— Start RECORDS SUPPLIED —
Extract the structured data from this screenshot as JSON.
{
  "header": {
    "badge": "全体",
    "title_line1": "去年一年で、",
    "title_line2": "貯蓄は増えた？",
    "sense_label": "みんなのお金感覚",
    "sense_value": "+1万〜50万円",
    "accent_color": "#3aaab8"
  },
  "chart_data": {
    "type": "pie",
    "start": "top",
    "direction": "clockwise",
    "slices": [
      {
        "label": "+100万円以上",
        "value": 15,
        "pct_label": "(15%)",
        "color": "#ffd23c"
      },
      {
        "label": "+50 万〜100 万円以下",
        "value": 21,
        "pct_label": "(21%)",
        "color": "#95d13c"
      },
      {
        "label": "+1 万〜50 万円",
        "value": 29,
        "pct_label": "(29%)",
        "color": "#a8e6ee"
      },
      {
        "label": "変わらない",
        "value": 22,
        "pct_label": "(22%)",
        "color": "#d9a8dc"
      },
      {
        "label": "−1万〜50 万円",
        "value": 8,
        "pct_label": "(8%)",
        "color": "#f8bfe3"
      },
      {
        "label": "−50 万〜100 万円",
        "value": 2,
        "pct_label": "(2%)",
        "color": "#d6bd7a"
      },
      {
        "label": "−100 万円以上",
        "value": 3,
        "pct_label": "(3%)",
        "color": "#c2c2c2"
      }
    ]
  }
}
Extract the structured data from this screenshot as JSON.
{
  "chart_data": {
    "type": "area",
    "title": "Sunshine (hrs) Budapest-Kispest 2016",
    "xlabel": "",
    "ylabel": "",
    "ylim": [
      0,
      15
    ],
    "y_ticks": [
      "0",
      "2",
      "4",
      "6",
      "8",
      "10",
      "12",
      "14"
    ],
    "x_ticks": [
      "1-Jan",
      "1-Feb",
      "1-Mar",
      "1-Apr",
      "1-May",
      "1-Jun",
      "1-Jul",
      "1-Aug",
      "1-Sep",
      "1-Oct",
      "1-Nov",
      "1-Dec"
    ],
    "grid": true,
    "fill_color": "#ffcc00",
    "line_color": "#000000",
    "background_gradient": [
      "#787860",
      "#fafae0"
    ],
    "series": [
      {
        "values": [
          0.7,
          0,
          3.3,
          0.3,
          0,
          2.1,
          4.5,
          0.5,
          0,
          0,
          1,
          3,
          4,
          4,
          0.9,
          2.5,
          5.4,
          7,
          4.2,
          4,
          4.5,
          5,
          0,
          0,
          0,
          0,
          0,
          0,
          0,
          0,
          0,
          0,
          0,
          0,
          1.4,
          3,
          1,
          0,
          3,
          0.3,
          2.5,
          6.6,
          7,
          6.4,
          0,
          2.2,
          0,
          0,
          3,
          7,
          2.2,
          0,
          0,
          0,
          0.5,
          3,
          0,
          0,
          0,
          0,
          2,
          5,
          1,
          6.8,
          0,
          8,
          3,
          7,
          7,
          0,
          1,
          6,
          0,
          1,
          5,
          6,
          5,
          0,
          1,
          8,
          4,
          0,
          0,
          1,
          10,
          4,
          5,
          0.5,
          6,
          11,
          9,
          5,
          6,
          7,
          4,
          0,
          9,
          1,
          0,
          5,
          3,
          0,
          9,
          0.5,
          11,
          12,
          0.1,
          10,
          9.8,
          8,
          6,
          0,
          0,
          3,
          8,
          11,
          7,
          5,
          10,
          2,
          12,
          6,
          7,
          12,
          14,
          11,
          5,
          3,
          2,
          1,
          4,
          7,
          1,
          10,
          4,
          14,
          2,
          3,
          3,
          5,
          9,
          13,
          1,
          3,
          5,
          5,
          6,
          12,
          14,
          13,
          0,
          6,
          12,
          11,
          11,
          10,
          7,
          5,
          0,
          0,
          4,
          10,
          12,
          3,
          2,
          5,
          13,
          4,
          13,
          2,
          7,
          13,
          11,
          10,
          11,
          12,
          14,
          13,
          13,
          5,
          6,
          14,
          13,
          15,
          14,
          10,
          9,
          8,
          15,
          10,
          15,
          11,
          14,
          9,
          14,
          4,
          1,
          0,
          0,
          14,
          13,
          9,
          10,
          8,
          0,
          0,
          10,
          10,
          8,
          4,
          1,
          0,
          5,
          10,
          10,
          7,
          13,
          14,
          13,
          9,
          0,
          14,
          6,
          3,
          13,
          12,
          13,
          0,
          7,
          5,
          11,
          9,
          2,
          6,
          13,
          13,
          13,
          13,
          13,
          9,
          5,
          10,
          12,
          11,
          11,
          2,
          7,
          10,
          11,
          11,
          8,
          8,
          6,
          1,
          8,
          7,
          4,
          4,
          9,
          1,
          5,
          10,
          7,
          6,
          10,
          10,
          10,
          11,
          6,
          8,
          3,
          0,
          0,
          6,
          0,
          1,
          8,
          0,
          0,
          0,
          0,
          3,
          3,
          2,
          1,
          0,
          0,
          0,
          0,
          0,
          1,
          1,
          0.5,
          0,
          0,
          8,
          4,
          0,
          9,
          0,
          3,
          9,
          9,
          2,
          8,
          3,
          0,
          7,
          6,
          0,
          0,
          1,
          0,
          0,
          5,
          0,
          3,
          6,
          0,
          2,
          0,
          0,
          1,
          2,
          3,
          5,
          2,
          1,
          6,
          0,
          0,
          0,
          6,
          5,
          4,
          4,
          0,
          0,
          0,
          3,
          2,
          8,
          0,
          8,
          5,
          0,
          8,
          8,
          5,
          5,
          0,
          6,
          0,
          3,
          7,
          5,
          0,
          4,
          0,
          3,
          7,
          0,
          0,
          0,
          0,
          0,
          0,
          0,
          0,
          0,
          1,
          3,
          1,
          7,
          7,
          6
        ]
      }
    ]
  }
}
— End RECORDS SUPPLIED —
INSTRUCTION
Retype all of the entries precisely as they are.

RESULT OF THE TASK
Extract the structured data from this screenshot as JSON.
{
  "header": {
    "badge": "全体",
    "title_line1": "去年一年で、",
    "title_line2": "貯蓄は増えた？",
    "sense_label": "みんなのお金感覚",
    "sense_value": "+1万〜50万円",
    "accent_color": "#3aaab8"
  },
  "chart_data": {
    "type": "pie",
    "start": "top",
    "direction": "clockwise",
    "slices": [
      {
        "label": "+100万円以上",
        "value": 15,
        "pct_label": "(15%)",
        "color": "#ffd23c"
      },
      {
        "label": "+50 万〜100 万円以下",
        "value": 21,
        "pct_label": "(21%)",
        "color": "#95d13c"
      },
      {
        "label": "+1 万〜50 万円",
        "value": 29,
        "pct_label": "(29%)",
        "color": "#a8e6ee"
      },
      {
        "label": "変わらない",
        "value": 22,
        "pct_label": "(22%)",
        "color": "#d9a8dc"
      },
      {
        "label": "−1万〜50 万円",
        "value": 8,
        "pct_label": "(8%)",
        "color": "#f8bfe3"
      },
      {
        "label": "−50 万〜100 万円",
        "value": 2,
        "pct_label": "(2%)",
        "color": "#d6bd7a"
      },
      {
        "label": "−100 万円以上",
        "value": 3,
        "pct_label": "(3%)",
        "color": "#c2c2c2"
      }
    ]
  }
}
Extract the structured data from this screenshot as JSON.
{
  "chart_data": {
    "type": "area",
    "title": "Sunshine (hrs) Budapest-Kispest 2016",
    "xlabel": "",
    "ylabel": "",
    "ylim": [
      0,
      15
    ],
    "y_ticks": [
      "0",
      "2",
      "4",
      "6",
      "8",
      "10",
      "12",
      "14"
    ],
    "x_ticks": [
      "1-Jan",
      "1-Feb",
      "1-Mar",
      "1-Apr",
      "1-May",
      "1-Jun",
      "1-Jul",
      "1-Aug",
      "1-Sep",
      "1-Oct",
      "1-Nov",
      "1-Dec"
    ],
    "grid": true,
    "fill_color": "#ffcc00",
    "line_color": "#000000",
    "background_gradient": [
      "#787860",
      "#fafae0"
    ],
    "series": [
      {
        "values": [
          0.7,
          0,
          3.3,
          0.3,
          0,
          2.1,
          4.5,
          0.5,
          0,
          0,
          1,
          3,
          4,
          4,
          0.9,
          2.5,
          5.4,
          7,
          4.2,
          4,
          4.5,
          5,
          0,
          0,
          0,
          0,
          0,
          0,
          0,
          0,
          0,
          0,
          0,
          0,
          1.4,
          3,
          1,
          0,
          3,
          0.3,
          2.5,
          6.6,
          7,
          6.4,
          0,
          2.2,
          0,
          0,
          3,
          7,
          2.2,
          0,
          0,
          0,
          0.5,
          3,
          0,
          0,
          0,
          0,
          2,
          5,
          1,
          6.8,
          0,
          8,
          3,
          7,
          7,
          0,
          1,
          6,
          0,
          1,
          5,
          6,
          5,
          0,
          1,
          8,
          4,
          0,
          0,
          1,
          10,
          4,
          5,
          0.5,
          6,
          11,
          9,
          5,
          6,
          7,
          4,
          0,
          9,
          1,
          0,
          5,
          3,
          0,
          9,
          0.5,
          11,
          12,
          0.1,
          10,
          9.8,
          8,
          6,
          0,
          0,
          3,
          8,
          11,
          7,
          5,
          10,
          2,
          12,
          6,
          7,
          12,
          14,
          11,
          5,
          3,
          2,
          1,
          4,
          7,
          1,
          10,
          4,
          14,
          2,
          3,
          3,
          5,
          9,
          13,
          1,
          3,
          5,
          5,
          6,
          12,
          14,
          13,
          0,
          6,
          12,
          11,
          11,
          10,
          7,
          5,
          0,
          0,
          4,
          10,
          12,
          3,
          2,
          5,
          13,
          4,
          13,
          2,
          7,
          13,
          11,
          10,
          11,
          12,
          14,
          13,
          13,
          5,
          6,
          14,
          13,
          15,
          14,
          10,
          9,
          8,
          15,
          10,
          15,
          11,
          14,
          9,
          14,
          4,
          1,
          0,
          0,
          14,
          13,
          9,
          10,
          8,
          0,
          0,
          10,
          10,
          8,
          4,
          1,
          0,
          5,
          10,
          10,
          7,
          13,
          14,
          13,
          9,
          0,
          14,
          6,
          3,
          13,
          12,
          13,
          0,
          7,
          5,
          11,
          9,
          2,
          6,
          13,
          13,
          13,
          13,
          13,
          9,
          5,
          10,
          12,
          11,
          11,
          2,
          7,
          10,
          11,
          11,
          8,
          8,
          6,
          1,
          8,
          7,
          4,
          4,
          9,
          1,
          5,
          10,
          7,
          6,
          10,
          10,
          10,
          11,
          6,
          8,
          3,
          0,
          0,
          6,
          0,
          1,
          8,
          0,
          0,
          0,
          0,
          3,
          3,
          2,
          1,
          0,
          0,
          0,
          0,
          0,
          1,
          1,
          0.5,
          0,
          0,
          8,
          4,
          0,
          9,
          0,
          3,
          9,
          9,
          2,
          8,
          3,
          0,
          7,
          6,
          0,
          0,
          1,
          0,
          0,
          5,
          0,
          3,
          6,
          0,
          2,
          0,
          0,
          1,
          2,
          3,
          5,
          2,
          1,
          6,
          0,
          0,
          0,
          6,
          5,
          4,
          4,
          0,
          0,
          0,
          3,
          2,
          8,
          0,
          8,
          5,
          0,
          8,
          8,
          5,
          5,
          0,
          6,
          0,
          3,
          7,
          5,
          0,
          4,
          0,
          3,
          7,
          0,
          0,
          0,
          0,
          0,
          0,
          0,
          0,
          0,
          1,
          3,
          1,
          7,
          7,
          6
        ]
      }
    ]
  }
}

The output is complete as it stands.